[Rows from a figure dataset]
— Begin —

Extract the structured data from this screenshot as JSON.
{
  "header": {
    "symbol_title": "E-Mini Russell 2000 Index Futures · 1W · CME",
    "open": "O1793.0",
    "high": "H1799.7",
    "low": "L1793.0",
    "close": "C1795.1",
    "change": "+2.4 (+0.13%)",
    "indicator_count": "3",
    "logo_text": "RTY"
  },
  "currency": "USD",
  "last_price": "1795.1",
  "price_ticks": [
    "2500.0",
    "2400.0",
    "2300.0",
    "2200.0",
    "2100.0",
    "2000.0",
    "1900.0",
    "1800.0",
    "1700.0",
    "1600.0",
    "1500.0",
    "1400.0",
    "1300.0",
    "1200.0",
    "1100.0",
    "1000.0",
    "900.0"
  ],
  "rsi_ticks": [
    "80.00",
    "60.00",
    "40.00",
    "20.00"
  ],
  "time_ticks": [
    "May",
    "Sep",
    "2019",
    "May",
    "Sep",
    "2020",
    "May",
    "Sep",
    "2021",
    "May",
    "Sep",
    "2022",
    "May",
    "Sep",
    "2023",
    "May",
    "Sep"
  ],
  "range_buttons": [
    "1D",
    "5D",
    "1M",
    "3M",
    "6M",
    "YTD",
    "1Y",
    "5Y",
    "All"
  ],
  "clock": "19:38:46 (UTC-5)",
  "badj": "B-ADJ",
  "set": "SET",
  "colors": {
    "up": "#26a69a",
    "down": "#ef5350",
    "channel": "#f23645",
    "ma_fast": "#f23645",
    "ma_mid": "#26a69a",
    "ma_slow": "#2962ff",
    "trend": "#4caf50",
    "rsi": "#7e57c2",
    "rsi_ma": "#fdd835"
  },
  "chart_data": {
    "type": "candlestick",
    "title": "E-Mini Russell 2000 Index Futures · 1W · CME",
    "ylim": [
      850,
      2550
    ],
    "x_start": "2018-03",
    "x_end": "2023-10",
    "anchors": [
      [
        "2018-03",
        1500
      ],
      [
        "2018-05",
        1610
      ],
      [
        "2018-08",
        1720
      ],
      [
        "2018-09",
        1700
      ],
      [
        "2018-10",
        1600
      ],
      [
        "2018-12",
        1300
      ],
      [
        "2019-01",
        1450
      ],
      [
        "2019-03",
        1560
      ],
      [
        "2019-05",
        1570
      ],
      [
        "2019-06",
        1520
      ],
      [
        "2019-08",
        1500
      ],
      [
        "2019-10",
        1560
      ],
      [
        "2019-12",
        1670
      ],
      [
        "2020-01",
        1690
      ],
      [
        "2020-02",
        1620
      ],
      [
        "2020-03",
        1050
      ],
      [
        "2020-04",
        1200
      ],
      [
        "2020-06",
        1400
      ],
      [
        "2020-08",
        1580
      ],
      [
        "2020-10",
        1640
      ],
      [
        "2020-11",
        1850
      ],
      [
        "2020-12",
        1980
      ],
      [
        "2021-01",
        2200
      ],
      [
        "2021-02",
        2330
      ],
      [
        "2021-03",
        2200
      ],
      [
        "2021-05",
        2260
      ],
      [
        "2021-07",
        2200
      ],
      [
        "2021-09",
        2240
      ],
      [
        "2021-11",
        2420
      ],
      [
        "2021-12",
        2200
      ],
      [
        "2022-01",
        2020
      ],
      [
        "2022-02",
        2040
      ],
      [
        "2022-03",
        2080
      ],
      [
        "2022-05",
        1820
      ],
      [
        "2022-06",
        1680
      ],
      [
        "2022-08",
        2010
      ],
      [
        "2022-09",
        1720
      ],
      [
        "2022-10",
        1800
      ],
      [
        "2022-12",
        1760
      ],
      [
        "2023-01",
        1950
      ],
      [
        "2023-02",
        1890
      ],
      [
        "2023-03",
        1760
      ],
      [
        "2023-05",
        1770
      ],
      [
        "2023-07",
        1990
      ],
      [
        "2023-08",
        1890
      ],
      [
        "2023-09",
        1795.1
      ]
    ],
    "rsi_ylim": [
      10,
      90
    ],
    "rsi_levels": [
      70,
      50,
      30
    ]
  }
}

— End —

TASK BRIEF:
Of the lines in the listing, how many hold the word "Russell"? Nothing but the number is needed.

REPLY TO THE EXERCISE:
2